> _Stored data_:
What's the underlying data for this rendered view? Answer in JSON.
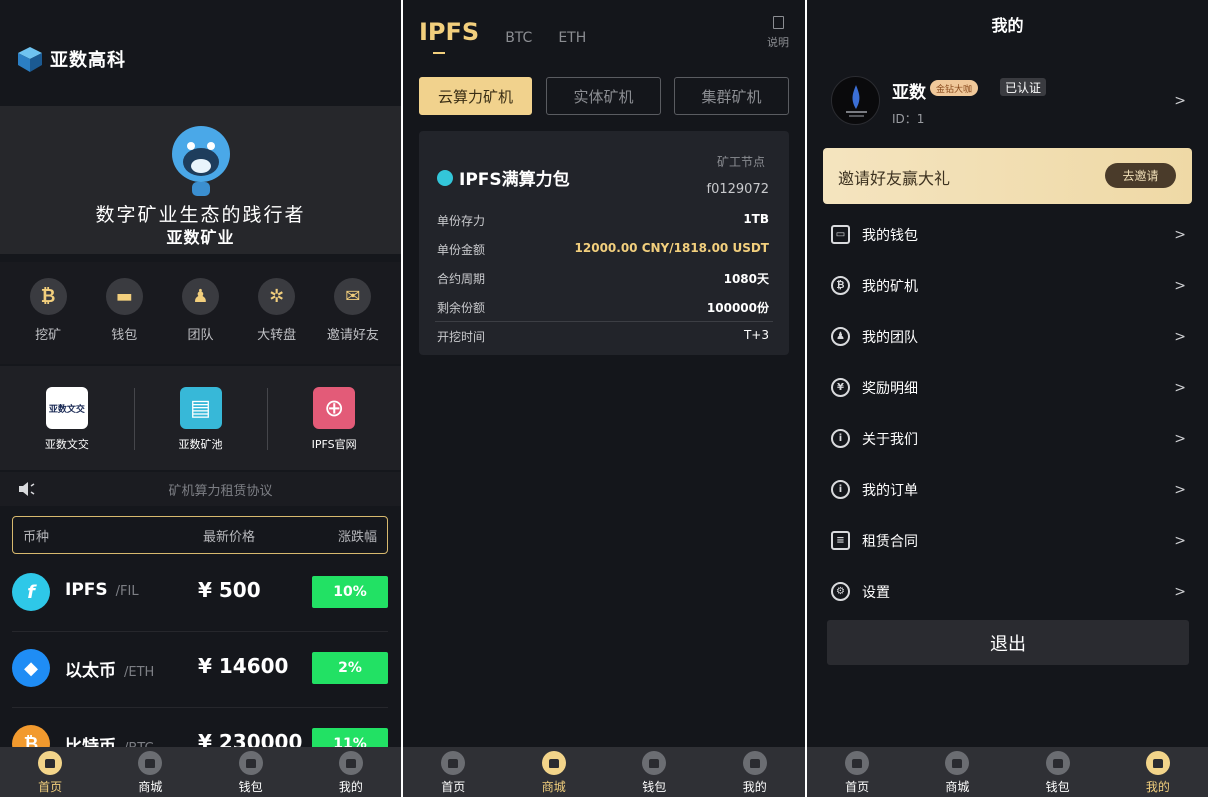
{
  "home": {
    "brand": "亚数高科",
    "hero_line1": "数字矿业生态的践行者",
    "hero_line2": "亚数矿业",
    "quick": [
      {
        "label": "挖矿",
        "glyph": "₿"
      },
      {
        "label": "钱包",
        "glyph": "▬"
      },
      {
        "label": "团队",
        "glyph": "♟"
      },
      {
        "label": "大转盘",
        "glyph": "✲"
      },
      {
        "label": "邀请好友",
        "glyph": "✉"
      }
    ],
    "links": [
      {
        "label": "亚数文交",
        "box_text": "亚数文交",
        "color": "#ffffff"
      },
      {
        "label": "亚数矿池",
        "box_text": "▤",
        "color": "#37b8d8"
      },
      {
        "label": "IPFS官网",
        "box_text": "⊕",
        "color": "#e35b78"
      }
    ],
    "notice": "矿机算力租赁协议",
    "market_header": {
      "coin": "币种",
      "price": "最新价格",
      "change": "涨跌幅"
    },
    "market": [
      {
        "name": "IPFS",
        "symbol": "/FIL",
        "price": "¥ 500",
        "change": "10%",
        "icon": "f",
        "icon_color": "#2ec8e8"
      },
      {
        "name": "以太币",
        "symbol": "/ETH",
        "price": "¥ 14600",
        "change": "2%",
        "icon": "◆",
        "icon_color": "#1f8df5"
      },
      {
        "name": "比特币",
        "symbol": "/BTC",
        "price": "¥ 230000",
        "change": "11%",
        "icon": "₿",
        "icon_color": "#f29a2e"
      }
    ]
  },
  "shop": {
    "tabs": [
      "IPFS",
      "BTC",
      "ETH"
    ],
    "explain": "说明",
    "segments": [
      "云算力矿机",
      "实体矿机",
      "集群矿机"
    ],
    "card": {
      "title": "IPFS满算力包",
      "node_label": "矿工节点",
      "node_value": "f0129072",
      "rows": [
        {
          "k": "单份存力",
          "v": "1TB",
          "gold": false
        },
        {
          "k": "单份金额",
          "v": "12000.00 CNY/1818.00 USDT",
          "gold": true
        },
        {
          "k": "合约周期",
          "v": "1080天",
          "gold": false
        },
        {
          "k": "剩余份额",
          "v": "100000份",
          "gold": false
        }
      ],
      "start_label": "开挖时间",
      "start_value": "T+3"
    }
  },
  "mine": {
    "title": "我的",
    "user": {
      "name": "亚数",
      "level": "金钻大咖",
      "verified": "已认证",
      "id": "ID：1"
    },
    "invite": {
      "text": "邀请好友赢大礼",
      "button": "去邀请"
    },
    "menu": [
      {
        "label": "我的钱包",
        "icon": "▭",
        "sq": true
      },
      {
        "label": "我的矿机",
        "icon": "₿",
        "sq": false
      },
      {
        "label": "我的团队",
        "icon": "♟",
        "sq": false
      },
      {
        "label": "奖励明细",
        "icon": "¥",
        "sq": false
      },
      {
        "label": "关于我们",
        "icon": "i",
        "sq": false
      },
      {
        "label": "我的订单",
        "icon": "i",
        "sq": false
      },
      {
        "label": "租赁合同",
        "icon": "≡",
        "sq": true
      },
      {
        "label": "设置",
        "icon": "⚙",
        "sq": false
      }
    ],
    "logout": "退出"
  },
  "tabbar": [
    "首页",
    "商城",
    "钱包",
    "我的"
  ],
  "chevron": ">"
}
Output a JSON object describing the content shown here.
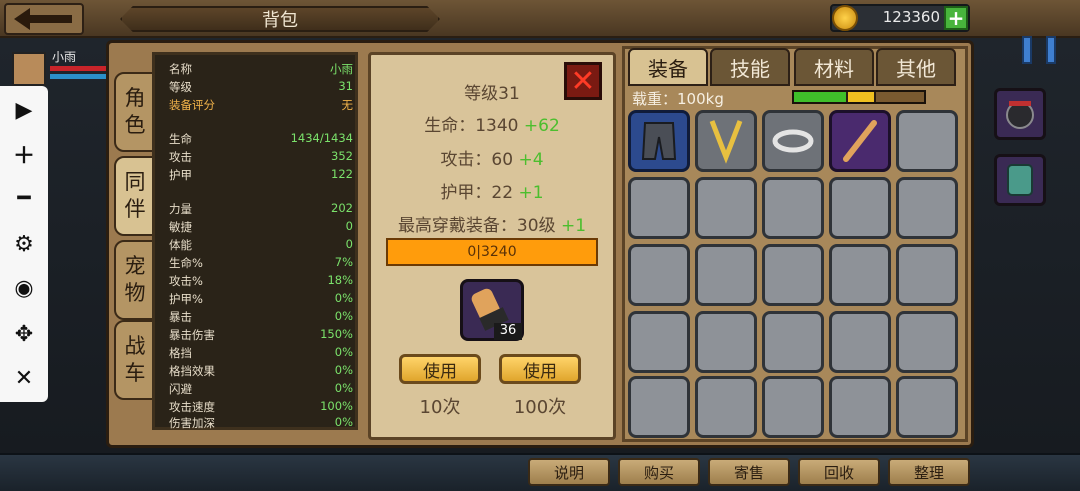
{
  "header": {
    "title": "背包",
    "gold": "123360",
    "gold_plus": "+"
  },
  "character": {
    "name": "小雨"
  },
  "side_tabs": [
    {
      "label": "角\n色"
    },
    {
      "label": "同\n伴"
    },
    {
      "label": "宠\n物"
    },
    {
      "label": "战\n车"
    }
  ],
  "stats": [
    {
      "k": "名称",
      "v": "小雨"
    },
    {
      "k": "等级",
      "v": "31"
    },
    {
      "k": "装备评分",
      "v": "无"
    },
    {
      "k": "生命",
      "v": "1434/1434"
    },
    {
      "k": "攻击",
      "v": "352"
    },
    {
      "k": "护甲",
      "v": "122"
    },
    {
      "k": "力量",
      "v": "202"
    },
    {
      "k": "敏捷",
      "v": "0"
    },
    {
      "k": "体能",
      "v": "0"
    },
    {
      "k": "生命%",
      "v": "7%"
    },
    {
      "k": "攻击%",
      "v": "18%"
    },
    {
      "k": "护甲%",
      "v": "0%"
    },
    {
      "k": "暴击",
      "v": "0%"
    },
    {
      "k": "暴击伤害",
      "v": "150%"
    },
    {
      "k": "格挡",
      "v": "0%"
    },
    {
      "k": "格挡效果",
      "v": "0%"
    },
    {
      "k": "闪避",
      "v": "0%"
    },
    {
      "k": "攻击速度",
      "v": "100%"
    },
    {
      "k": "伤害加深",
      "v": "0%"
    }
  ],
  "detail": {
    "level": "等级31",
    "hp": "生命：1340",
    "hp_gain": "+62",
    "atk": "攻击：60",
    "atk_gain": "+4",
    "armor": "护甲：22",
    "armor_gain": "+1",
    "max_equip": "最高穿戴装备：30级",
    "max_equip_gain": "+1",
    "exp": "0|3240",
    "exp_progress": 0,
    "item_count": "36",
    "use1": "使用",
    "use1_count": "10次",
    "use2": "使用",
    "use2_count": "100次"
  },
  "inventory": {
    "tabs": [
      "装备",
      "技能",
      "材料",
      "其他"
    ],
    "load_label": "载重：100kg",
    "load_segments_colors": [
      "#3fbf2a",
      "#f0c020",
      "#7a5a30"
    ]
  },
  "bottom": {
    "buttons": [
      "说明",
      "购买",
      "寄售",
      "回收",
      "整理"
    ]
  },
  "colors": {
    "stat_value": "#7be26b",
    "gain": "#4cbe2e",
    "exp": "#ff9c0c"
  }
}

> _Instructions for the task_: Go over the data above and copy every line that has the word "name" in it.

> _Exercise output_:
        "name": "IPFS",
        "name": "以太币",
        "name": "比特币",
      "name": "亚数",
    "name": "小雨"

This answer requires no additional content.